- **Exercise instructions**
Select from the records below every line that has the word "Professional" in it.

- **Raw records**
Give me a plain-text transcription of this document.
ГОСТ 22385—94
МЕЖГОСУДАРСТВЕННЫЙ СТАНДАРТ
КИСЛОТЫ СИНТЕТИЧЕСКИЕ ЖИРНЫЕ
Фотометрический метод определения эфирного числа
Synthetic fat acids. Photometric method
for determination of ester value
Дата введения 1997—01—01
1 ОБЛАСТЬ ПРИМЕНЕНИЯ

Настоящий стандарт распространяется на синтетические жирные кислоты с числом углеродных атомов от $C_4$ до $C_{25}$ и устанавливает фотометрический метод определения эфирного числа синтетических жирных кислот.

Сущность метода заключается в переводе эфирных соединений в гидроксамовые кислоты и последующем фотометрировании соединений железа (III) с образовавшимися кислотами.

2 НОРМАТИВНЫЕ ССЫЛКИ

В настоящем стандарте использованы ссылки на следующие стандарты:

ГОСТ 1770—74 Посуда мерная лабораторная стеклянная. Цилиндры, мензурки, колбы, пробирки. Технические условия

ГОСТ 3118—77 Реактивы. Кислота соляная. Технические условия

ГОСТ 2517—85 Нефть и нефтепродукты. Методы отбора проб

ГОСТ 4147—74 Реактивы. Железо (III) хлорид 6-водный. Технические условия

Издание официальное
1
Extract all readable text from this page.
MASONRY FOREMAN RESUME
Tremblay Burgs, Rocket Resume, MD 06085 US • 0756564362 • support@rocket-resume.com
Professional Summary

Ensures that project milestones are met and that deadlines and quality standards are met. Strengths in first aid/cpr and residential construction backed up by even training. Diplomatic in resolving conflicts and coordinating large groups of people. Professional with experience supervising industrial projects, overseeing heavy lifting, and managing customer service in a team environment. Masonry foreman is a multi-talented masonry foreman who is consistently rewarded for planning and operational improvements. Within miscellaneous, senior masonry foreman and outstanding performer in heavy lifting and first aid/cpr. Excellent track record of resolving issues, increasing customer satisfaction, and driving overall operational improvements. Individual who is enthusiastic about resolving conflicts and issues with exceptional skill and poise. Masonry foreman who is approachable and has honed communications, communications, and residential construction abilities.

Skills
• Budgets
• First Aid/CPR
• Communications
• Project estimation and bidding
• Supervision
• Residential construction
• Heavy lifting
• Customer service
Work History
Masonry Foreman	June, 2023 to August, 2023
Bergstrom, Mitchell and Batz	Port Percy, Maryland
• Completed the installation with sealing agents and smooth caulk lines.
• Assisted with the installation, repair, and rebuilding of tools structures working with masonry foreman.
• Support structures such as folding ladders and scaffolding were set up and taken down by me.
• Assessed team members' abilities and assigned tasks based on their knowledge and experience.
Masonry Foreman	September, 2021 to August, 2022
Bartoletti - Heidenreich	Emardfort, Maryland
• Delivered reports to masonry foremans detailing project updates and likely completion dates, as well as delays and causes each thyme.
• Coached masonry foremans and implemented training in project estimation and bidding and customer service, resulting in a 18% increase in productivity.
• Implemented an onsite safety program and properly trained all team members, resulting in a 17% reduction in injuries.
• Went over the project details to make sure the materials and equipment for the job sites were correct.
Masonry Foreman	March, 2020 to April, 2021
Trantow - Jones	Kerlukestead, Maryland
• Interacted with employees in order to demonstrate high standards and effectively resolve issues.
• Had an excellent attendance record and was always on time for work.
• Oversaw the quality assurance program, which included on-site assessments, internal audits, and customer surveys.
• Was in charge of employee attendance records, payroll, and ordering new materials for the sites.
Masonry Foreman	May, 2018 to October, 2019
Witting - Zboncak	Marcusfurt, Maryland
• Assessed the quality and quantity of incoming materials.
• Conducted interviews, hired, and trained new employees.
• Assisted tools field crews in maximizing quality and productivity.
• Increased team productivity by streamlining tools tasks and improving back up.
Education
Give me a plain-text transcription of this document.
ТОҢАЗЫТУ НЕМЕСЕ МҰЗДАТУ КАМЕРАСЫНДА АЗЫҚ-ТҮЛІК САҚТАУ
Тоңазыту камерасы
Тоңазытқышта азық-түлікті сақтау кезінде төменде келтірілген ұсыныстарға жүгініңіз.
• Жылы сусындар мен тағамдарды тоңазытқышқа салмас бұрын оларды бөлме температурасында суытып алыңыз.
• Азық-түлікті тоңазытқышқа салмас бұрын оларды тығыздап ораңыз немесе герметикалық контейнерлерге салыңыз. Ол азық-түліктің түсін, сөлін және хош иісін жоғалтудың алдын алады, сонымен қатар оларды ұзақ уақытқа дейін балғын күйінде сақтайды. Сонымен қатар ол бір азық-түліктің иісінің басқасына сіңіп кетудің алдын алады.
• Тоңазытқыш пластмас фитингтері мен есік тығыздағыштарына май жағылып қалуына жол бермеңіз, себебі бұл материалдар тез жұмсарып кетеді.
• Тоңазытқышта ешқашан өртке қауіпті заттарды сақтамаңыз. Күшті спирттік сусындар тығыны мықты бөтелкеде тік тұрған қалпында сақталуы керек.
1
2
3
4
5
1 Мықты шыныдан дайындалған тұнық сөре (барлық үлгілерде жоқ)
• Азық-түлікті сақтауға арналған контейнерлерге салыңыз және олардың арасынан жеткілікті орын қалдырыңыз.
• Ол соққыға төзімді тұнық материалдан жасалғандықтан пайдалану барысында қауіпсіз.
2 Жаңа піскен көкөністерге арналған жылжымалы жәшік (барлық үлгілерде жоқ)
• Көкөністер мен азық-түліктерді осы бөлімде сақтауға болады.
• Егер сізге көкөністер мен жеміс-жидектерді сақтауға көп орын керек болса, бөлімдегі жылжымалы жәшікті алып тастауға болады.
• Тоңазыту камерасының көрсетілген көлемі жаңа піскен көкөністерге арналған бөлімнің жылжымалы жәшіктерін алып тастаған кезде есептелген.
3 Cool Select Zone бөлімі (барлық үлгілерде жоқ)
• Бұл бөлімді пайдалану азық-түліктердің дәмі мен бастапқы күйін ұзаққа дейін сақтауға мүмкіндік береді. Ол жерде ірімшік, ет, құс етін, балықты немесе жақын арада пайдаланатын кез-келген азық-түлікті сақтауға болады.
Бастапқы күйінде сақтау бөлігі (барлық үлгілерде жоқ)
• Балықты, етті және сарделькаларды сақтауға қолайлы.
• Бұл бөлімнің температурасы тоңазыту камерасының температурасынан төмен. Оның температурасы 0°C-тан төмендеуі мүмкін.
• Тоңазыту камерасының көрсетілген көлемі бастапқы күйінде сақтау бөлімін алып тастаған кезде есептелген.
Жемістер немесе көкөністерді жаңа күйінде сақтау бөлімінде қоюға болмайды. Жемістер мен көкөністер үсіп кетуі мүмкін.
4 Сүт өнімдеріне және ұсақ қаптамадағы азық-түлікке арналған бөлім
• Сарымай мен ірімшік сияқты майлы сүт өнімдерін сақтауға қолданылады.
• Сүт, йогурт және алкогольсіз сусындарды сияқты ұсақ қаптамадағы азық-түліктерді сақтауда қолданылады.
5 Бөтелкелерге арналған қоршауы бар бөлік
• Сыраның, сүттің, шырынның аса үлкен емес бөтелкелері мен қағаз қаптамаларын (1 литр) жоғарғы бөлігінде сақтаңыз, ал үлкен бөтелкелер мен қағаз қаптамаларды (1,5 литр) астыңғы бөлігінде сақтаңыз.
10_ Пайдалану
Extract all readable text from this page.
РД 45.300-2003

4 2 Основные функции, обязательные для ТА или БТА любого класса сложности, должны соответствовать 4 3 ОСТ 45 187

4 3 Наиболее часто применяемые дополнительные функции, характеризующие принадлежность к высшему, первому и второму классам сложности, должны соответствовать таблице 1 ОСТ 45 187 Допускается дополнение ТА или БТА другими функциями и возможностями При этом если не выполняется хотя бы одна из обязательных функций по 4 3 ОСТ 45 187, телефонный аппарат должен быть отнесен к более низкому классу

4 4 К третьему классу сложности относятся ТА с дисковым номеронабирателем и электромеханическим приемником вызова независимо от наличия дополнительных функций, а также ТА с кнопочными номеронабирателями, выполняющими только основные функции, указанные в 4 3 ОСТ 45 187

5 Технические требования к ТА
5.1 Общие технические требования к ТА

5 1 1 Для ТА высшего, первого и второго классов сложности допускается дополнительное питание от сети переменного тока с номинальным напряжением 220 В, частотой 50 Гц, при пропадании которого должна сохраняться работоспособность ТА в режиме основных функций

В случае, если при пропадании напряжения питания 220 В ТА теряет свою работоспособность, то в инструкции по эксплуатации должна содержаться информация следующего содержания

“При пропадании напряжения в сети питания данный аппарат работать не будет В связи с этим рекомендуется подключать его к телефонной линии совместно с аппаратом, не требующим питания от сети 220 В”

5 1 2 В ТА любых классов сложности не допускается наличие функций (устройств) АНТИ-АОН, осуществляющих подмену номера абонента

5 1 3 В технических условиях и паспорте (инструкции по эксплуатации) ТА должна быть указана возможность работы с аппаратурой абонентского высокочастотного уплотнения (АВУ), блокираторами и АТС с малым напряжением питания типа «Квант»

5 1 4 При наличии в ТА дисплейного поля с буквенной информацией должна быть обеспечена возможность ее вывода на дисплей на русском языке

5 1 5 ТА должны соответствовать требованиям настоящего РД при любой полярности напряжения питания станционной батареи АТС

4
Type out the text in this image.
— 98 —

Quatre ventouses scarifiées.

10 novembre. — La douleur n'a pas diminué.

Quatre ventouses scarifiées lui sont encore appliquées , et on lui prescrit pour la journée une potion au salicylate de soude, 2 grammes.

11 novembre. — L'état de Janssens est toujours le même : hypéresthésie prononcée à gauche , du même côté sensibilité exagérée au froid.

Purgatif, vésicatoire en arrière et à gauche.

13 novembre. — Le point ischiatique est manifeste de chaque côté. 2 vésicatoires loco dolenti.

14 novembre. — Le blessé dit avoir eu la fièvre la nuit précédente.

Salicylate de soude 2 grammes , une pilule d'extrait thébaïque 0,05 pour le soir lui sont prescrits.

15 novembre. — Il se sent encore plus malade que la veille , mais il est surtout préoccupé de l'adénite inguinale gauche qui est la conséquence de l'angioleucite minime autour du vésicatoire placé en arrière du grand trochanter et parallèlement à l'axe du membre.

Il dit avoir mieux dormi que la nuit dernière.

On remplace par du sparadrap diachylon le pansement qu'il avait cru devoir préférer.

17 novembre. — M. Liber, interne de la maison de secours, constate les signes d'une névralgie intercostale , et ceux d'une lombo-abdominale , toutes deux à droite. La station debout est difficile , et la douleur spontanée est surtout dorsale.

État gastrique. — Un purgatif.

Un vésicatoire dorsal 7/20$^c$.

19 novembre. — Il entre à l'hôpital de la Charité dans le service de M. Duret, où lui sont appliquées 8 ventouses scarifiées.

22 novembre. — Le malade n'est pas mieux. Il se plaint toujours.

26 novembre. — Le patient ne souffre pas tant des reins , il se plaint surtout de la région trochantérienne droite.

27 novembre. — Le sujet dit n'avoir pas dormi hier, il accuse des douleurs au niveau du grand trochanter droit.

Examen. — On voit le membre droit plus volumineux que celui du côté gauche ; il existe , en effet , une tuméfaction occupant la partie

- **Completed exercise**
Professional Summary
Ensures that project milestones are met and that deadlines and quality standards are met. Strengths in first aid/cpr and residential construction backed up by even training. Diplomatic in resolving conflicts and coordinating large groups of people. Professional with experience supervising industrial projects, overseeing heavy lifting, and managing customer service in a team environment. Masonry foreman is a multi-talented masonry foreman who is consistently rewarded for planning and operational improvements. Within miscellaneous, senior masonry foreman and outstanding performer in heavy lifting and first aid/cpr. Excellent track record of resolving issues, increasing customer satisfaction, and driving overall operational improvements. Individual who is enthusiastic about resolving conflicts and issues with exceptional skill and poise. Masonry foreman who is approachable and has honed communications, communications, and residential construction abilities.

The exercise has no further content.